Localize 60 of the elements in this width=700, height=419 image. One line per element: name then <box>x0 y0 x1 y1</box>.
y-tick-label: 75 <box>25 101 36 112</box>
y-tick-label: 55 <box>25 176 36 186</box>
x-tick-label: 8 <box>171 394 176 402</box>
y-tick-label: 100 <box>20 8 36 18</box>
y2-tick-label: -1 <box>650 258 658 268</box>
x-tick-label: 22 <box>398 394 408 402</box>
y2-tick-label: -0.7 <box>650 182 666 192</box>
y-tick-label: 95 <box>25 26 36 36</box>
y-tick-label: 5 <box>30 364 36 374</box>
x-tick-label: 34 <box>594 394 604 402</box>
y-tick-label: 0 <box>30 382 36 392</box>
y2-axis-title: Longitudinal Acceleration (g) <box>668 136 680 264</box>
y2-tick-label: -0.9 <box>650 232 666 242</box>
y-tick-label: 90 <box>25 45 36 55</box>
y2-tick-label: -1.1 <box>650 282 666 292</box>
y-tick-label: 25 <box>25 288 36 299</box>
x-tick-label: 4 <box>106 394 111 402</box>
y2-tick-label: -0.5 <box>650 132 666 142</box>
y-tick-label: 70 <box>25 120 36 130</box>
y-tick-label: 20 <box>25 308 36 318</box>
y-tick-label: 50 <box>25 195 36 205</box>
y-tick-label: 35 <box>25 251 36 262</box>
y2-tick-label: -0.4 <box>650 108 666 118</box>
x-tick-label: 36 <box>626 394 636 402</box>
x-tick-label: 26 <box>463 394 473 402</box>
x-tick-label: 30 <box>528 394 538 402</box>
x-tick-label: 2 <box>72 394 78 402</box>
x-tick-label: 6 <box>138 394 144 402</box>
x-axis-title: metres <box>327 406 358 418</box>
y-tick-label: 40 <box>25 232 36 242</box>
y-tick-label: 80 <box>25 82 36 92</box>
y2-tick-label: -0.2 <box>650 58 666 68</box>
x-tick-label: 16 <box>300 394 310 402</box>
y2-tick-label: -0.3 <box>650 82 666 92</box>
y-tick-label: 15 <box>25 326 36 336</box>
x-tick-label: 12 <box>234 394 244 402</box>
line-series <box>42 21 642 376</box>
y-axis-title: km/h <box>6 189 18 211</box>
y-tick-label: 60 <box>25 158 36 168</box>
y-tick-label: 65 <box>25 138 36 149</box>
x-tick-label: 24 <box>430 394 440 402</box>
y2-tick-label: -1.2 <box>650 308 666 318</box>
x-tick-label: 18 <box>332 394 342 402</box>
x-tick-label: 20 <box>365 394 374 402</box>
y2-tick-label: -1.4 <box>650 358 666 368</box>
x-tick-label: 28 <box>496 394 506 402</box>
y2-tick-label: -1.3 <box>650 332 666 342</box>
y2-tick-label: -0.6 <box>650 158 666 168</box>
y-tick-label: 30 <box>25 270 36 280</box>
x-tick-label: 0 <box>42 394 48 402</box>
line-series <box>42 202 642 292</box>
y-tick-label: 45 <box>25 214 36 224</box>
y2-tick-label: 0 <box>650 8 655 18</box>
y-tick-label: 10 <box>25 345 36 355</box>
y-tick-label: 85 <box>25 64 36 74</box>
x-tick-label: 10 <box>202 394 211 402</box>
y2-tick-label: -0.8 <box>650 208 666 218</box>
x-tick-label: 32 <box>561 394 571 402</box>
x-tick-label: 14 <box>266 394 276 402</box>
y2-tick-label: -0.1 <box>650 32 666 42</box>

- Given instruction
Convert everything from the first line of the material down to the line containing "y-tick-label: 95 <box>25 26 36 36</box>", inclusive, into a Markdown table with columns headed "No." and "Entry", one row per line and blank lines skipped.

- Task solution
| No. | Entry |
|---|---|
| 1 | Localize 60 of the elements in this width=700, height=419 image. One line per element: name then <box>x0 y0 x1 y1</box>. |
| 2 | y-tick-label: 75 <box>25 101 36 112</box> |
| 3 | y-tick-label: 55 <box>25 176 36 186</box> |
| 4 | x-tick-label: 8 <box>171 394 176 402</box> |
| 5 | y-tick-label: 100 <box>20 8 36 18</box> |
| 6 | y2-tick-label: -1 <box>650 258 658 268</box> |
| 7 | x-tick-label: 22 <box>398 394 408 402</box> |
| 8 | y2-tick-label: -0.7 <box>650 182 666 192</box> |
| 9 | y-tick-label: 95 <box>25 26 36 36</box> |